WRITTEN INSTRUCTION:
Show each line from the listing that includes the word "Output".

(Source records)
— begin —
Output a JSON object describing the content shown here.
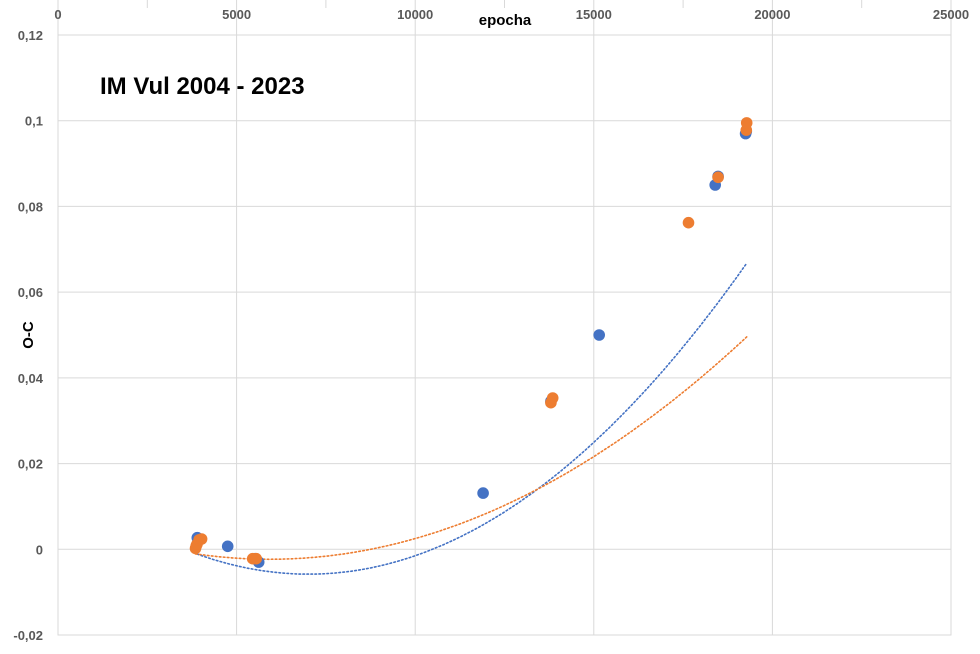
{
  "chart_data": {
    "type": "scatter",
    "title": "IM Vul 2004 - 2023",
    "xlabel": "epocha",
    "ylabel": "O-C",
    "xlim": [
      0,
      25000
    ],
    "ylim": [
      -0.02,
      0.12
    ],
    "x_ticks": [
      0,
      5000,
      10000,
      15000,
      20000,
      25000
    ],
    "x_tick_labels": [
      "0",
      "5000",
      "10000",
      "15000",
      "20000",
      "25000"
    ],
    "y_ticks": [
      -0.02,
      0,
      0.02,
      0.04,
      0.06,
      0.08,
      0.1,
      0.12
    ],
    "y_tick_labels": [
      "-0,02",
      "0",
      "0,02",
      "0,04",
      "0,06",
      "0,08",
      "0,1",
      "0,12"
    ],
    "x_axis_position": "top",
    "grid": true,
    "colors": {
      "series1": "#4472C4",
      "series2": "#ED7D31",
      "grid": "#D9D9D9"
    },
    "series": [
      {
        "color": "#4472C4",
        "points": [
          [
            3900,
            0.0027
          ],
          [
            4750,
            0.0007
          ],
          [
            5520,
            -0.0022
          ],
          [
            5620,
            -0.003
          ],
          [
            11900,
            0.0131
          ],
          [
            13800,
            0.0345
          ],
          [
            15150,
            0.05
          ],
          [
            18400,
            0.085
          ],
          [
            18480,
            0.087
          ],
          [
            19250,
            0.097
          ],
          [
            19270,
            0.0975
          ]
        ],
        "trendline": {
          "kind": "polynomial-2",
          "coefficients": [
            0.0179,
            -6.76e-06,
            4.82e-10
          ],
          "x_range": [
            3900,
            19270
          ]
        }
      },
      {
        "color": "#ED7D31",
        "points": [
          [
            3850,
            0.0002
          ],
          [
            3870,
            0.0008
          ],
          [
            3890,
            0.0012
          ],
          [
            3950,
            0.0022
          ],
          [
            4020,
            0.0024
          ],
          [
            5450,
            -0.0022
          ],
          [
            5550,
            -0.0022
          ],
          [
            13800,
            0.0342
          ],
          [
            13850,
            0.0353
          ],
          [
            17650,
            0.0762
          ],
          [
            18480,
            0.0868
          ],
          [
            19270,
            0.0978
          ],
          [
            19280,
            0.0995
          ]
        ],
        "trendline": {
          "kind": "polynomial-2",
          "coefficients": [
            0.0079,
            -3.45e-06,
            2.91e-10
          ],
          "x_range": [
            3850,
            19280
          ]
        }
      }
    ]
  }
}
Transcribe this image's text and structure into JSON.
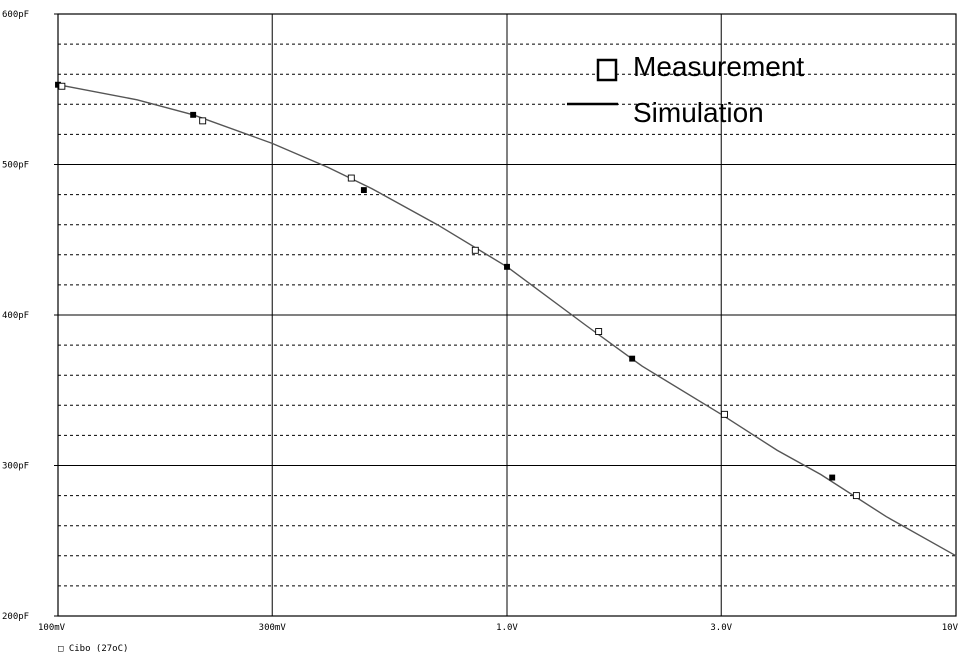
{
  "chart_data": {
    "type": "line",
    "x_scale": "log",
    "xlim": [
      0.1,
      10
    ],
    "ylim": [
      200,
      600
    ],
    "x_ticks": [
      {
        "value": 0.1,
        "label": "100mV"
      },
      {
        "value": 0.3,
        "label": "300mV"
      },
      {
        "value": 1.0,
        "label": "1.0V"
      },
      {
        "value": 3.0,
        "label": "3.0V"
      },
      {
        "value": 10,
        "label": "10V"
      }
    ],
    "y_ticks": [
      {
        "value": 200,
        "label": "200pF"
      },
      {
        "value": 300,
        "label": "300pF"
      },
      {
        "value": 400,
        "label": "400pF"
      },
      {
        "value": 500,
        "label": "500pF"
      },
      {
        "value": 600,
        "label": "600pF"
      }
    ],
    "y_minor_step": 20,
    "grid": true,
    "trace_label": "□ Cibo (27oC)",
    "legend": {
      "placement": "top-right",
      "items": [
        {
          "marker": "open-square",
          "label": "Measurement"
        },
        {
          "marker": "line",
          "label": "Simulation"
        }
      ]
    },
    "series": [
      {
        "name": "Measurement",
        "style": "markers",
        "x": [
          0.1,
          0.102,
          0.2,
          0.21,
          0.45,
          0.48,
          0.85,
          1.0,
          1.6,
          1.9,
          3.05,
          5.3,
          6.0
        ],
        "y": [
          553,
          552,
          533,
          529,
          491,
          483,
          443,
          432,
          389,
          371,
          334,
          292,
          280
        ],
        "filled": [
          true,
          false,
          true,
          false,
          false,
          true,
          false,
          true,
          false,
          true,
          false,
          true,
          false
        ]
      },
      {
        "name": "Simulation",
        "style": "line",
        "x": [
          0.1,
          0.15,
          0.2,
          0.3,
          0.4,
          0.5,
          0.7,
          1.0,
          1.5,
          2.0,
          3.0,
          4.0,
          5.0,
          7.0,
          10.0
        ],
        "y": [
          553,
          543,
          533,
          514,
          498,
          484,
          460,
          432,
          393,
          366,
          334,
          310,
          294,
          266,
          240
        ]
      }
    ]
  }
}
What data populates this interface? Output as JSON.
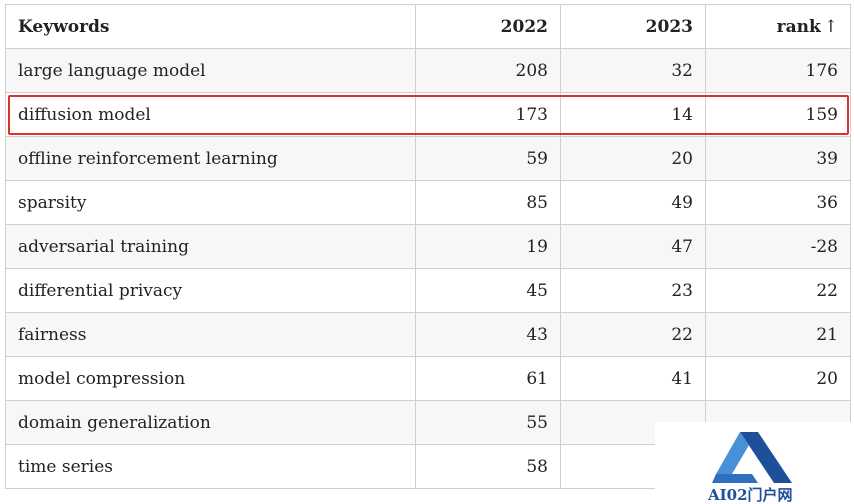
{
  "table": {
    "headers": {
      "keywords": "Keywords",
      "y2022": "2022",
      "y2023": "2023",
      "rank": "rank",
      "rank_arrow": "↑"
    },
    "rows": [
      {
        "keyword": "large language model",
        "y2022": "208",
        "y2023": "32",
        "rank": "176"
      },
      {
        "keyword": "diffusion model",
        "y2022": "173",
        "y2023": "14",
        "rank": "159"
      },
      {
        "keyword": "offline reinforcement learning",
        "y2022": "59",
        "y2023": "20",
        "rank": "39"
      },
      {
        "keyword": "sparsity",
        "y2022": "85",
        "y2023": "49",
        "rank": "36"
      },
      {
        "keyword": "adversarial training",
        "y2022": "19",
        "y2023": "47",
        "rank": "-28"
      },
      {
        "keyword": "differential privacy",
        "y2022": "45",
        "y2023": "23",
        "rank": "22"
      },
      {
        "keyword": "fairness",
        "y2022": "43",
        "y2023": "22",
        "rank": "21"
      },
      {
        "keyword": "model compression",
        "y2022": "61",
        "y2023": "41",
        "rank": "20"
      },
      {
        "keyword": "domain generalization",
        "y2022": "55",
        "y2023": "",
        "rank": ""
      },
      {
        "keyword": "time series",
        "y2022": "58",
        "y2023": "",
        "rank": ""
      }
    ],
    "highlighted_row": "diffusion model"
  },
  "watermark": {
    "text": "AI02门户网",
    "colors": {
      "primary": "#1f4f99",
      "light": "#4a90d9"
    }
  },
  "colors": {
    "highlight_border": "#e0302a",
    "grid": "#cfcfcf",
    "stripe": "#f7f7f7"
  }
}
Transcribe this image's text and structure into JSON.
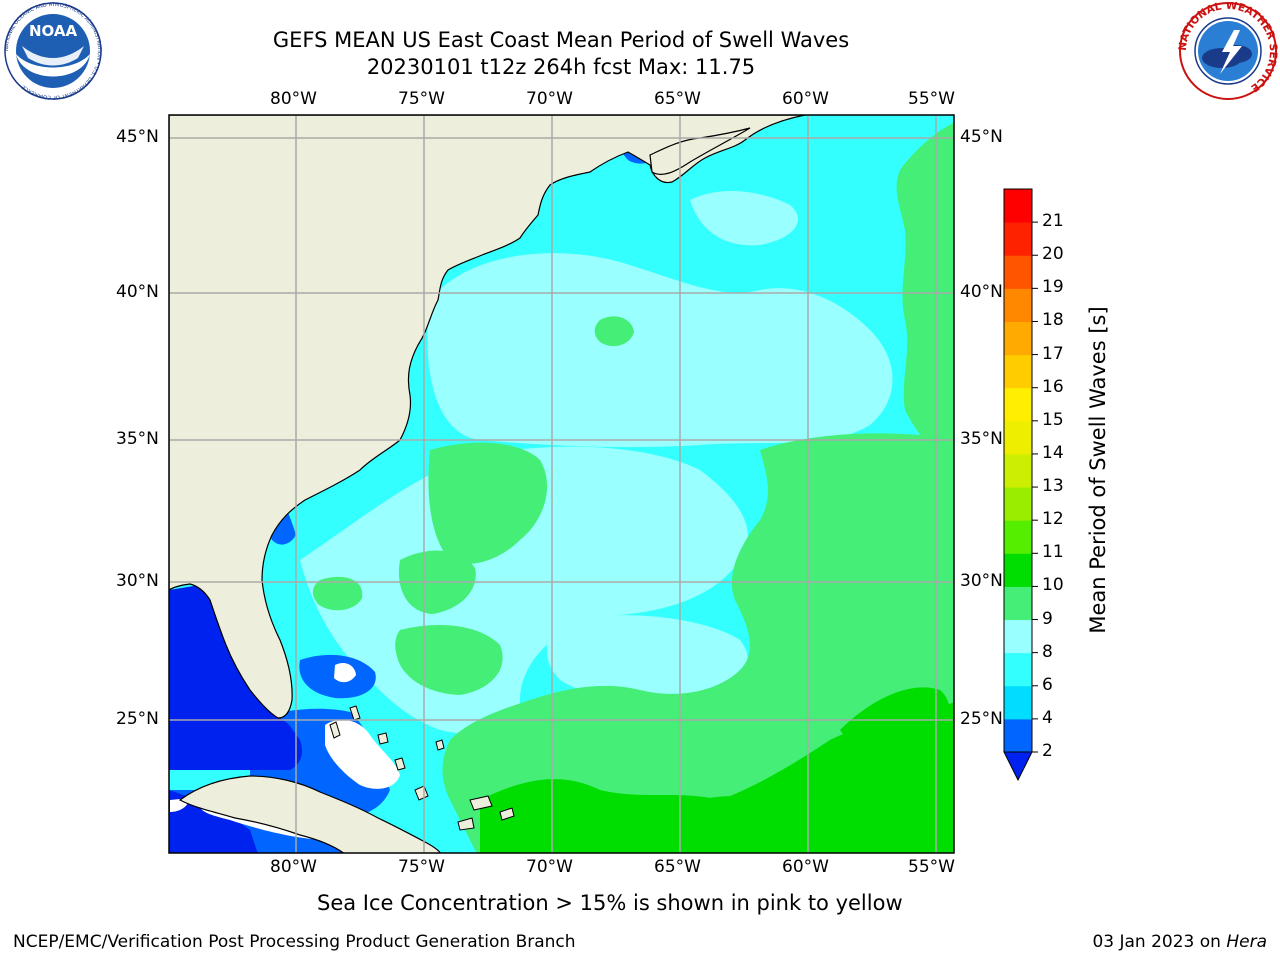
{
  "title": {
    "line1": "GEFS MEAN US East Coast Mean Period of Swell Waves",
    "line2": "20230101 t12z 264h fcst   Max: 11.75"
  },
  "map": {
    "lon_labels": [
      "80°W",
      "75°W",
      "70°W",
      "65°W",
      "60°W",
      "55°W"
    ],
    "lat_labels": [
      "45°N",
      "40°N",
      "35°N",
      "30°N",
      "25°N"
    ],
    "colors": {
      "land": "#EEEEDD",
      "grid": "#AAAAAA",
      "no_data": "#FFFFFF"
    }
  },
  "colorbar": {
    "label": "Mean Period of Swell Waves [s]",
    "tick_labels": [
      "2",
      "4",
      "6",
      "8",
      "9",
      "10",
      "11",
      "12",
      "13",
      "14",
      "15",
      "16",
      "17",
      "18",
      "19",
      "20",
      "21"
    ],
    "colors": [
      "#0066FF",
      "#00DDFF",
      "#33FFFF",
      "#99FFFF",
      "#44EE77",
      "#00DD00",
      "#55EE00",
      "#99EE00",
      "#CCEE00",
      "#EEEE00",
      "#FFEE00",
      "#FFCC00",
      "#FFAA00",
      "#FF8800",
      "#FF5500",
      "#FF2200",
      "#FF0000"
    ],
    "below_color": "#0022EE"
  },
  "logos": {
    "left_text": "NOAA",
    "left_ring": "NATIONAL OCEANIC AND ATMOSPHERIC ADMINISTRATION • U.S. DEPARTMENT OF COMMERCE",
    "right_ring": "NATIONAL WEATHER SERVICE"
  },
  "footer": {
    "note": "Sea Ice Concentration > 15% is shown in pink to yellow",
    "credit": "NCEP/EMC/Verification Post Processing Product Generation Branch",
    "date": "03 Jan 2023 on ",
    "host": "Hera"
  }
}
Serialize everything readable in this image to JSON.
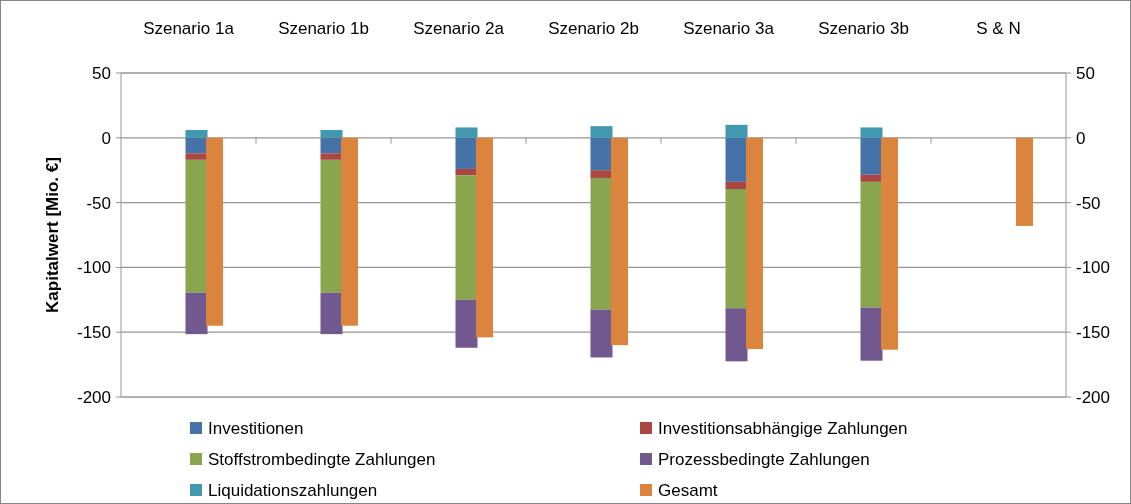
{
  "chart_data": {
    "type": "bar",
    "stacked": true,
    "ylabel": "Kapitalwert [Mio. €]",
    "categories": [
      "Szenario 1a",
      "Szenario 1b",
      "Szenario 2a",
      "Szenario 2b",
      "Szenario 3a",
      "Szenario 3b",
      "S & N"
    ],
    "series": [
      {
        "name": "Investitionen",
        "color": "#4572a7",
        "values": [
          -12,
          -12,
          -24,
          -25,
          -34,
          -28.5,
          null
        ]
      },
      {
        "name": "Investitionsabhängige Zahlungen",
        "color": "#aa4643",
        "values": [
          -5,
          -5,
          -5,
          -6,
          -5.5,
          -5.5,
          null
        ]
      },
      {
        "name": "Stoffstrombedingte Zahlungen",
        "color": "#89a54e",
        "values": [
          -102.5,
          -102.5,
          -96,
          -101.5,
          -92,
          -97,
          null
        ]
      },
      {
        "name": "Prozessbedingte Zahlungen",
        "color": "#71588f",
        "values": [
          -32,
          -32,
          -37,
          -37,
          -41,
          -41,
          null
        ]
      },
      {
        "name": "Liquidationszahlungen",
        "color": "#4198af",
        "values": [
          6,
          6,
          8,
          9,
          10,
          8,
          null
        ]
      },
      {
        "name": "Gesamt",
        "color": "#db843d",
        "axis": "y2",
        "values": [
          -145,
          -145,
          -154,
          -160,
          -163,
          -163.5,
          -68
        ]
      }
    ],
    "ylim": [
      -200,
      50
    ],
    "yticks": [
      -200,
      -150,
      -100,
      -50,
      0,
      50
    ],
    "y2lim": [
      -200,
      50
    ],
    "y2ticks": [
      -200,
      -150,
      -100,
      -50,
      0,
      50
    ],
    "grid": "y",
    "legend": "bottom"
  }
}
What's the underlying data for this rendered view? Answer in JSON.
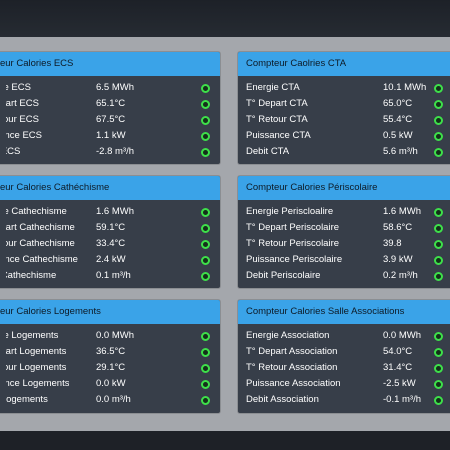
— end —
WRITTEN REPLY:
Output a JSON object describing the content shown here.
What data populates this interface? Output as JSON.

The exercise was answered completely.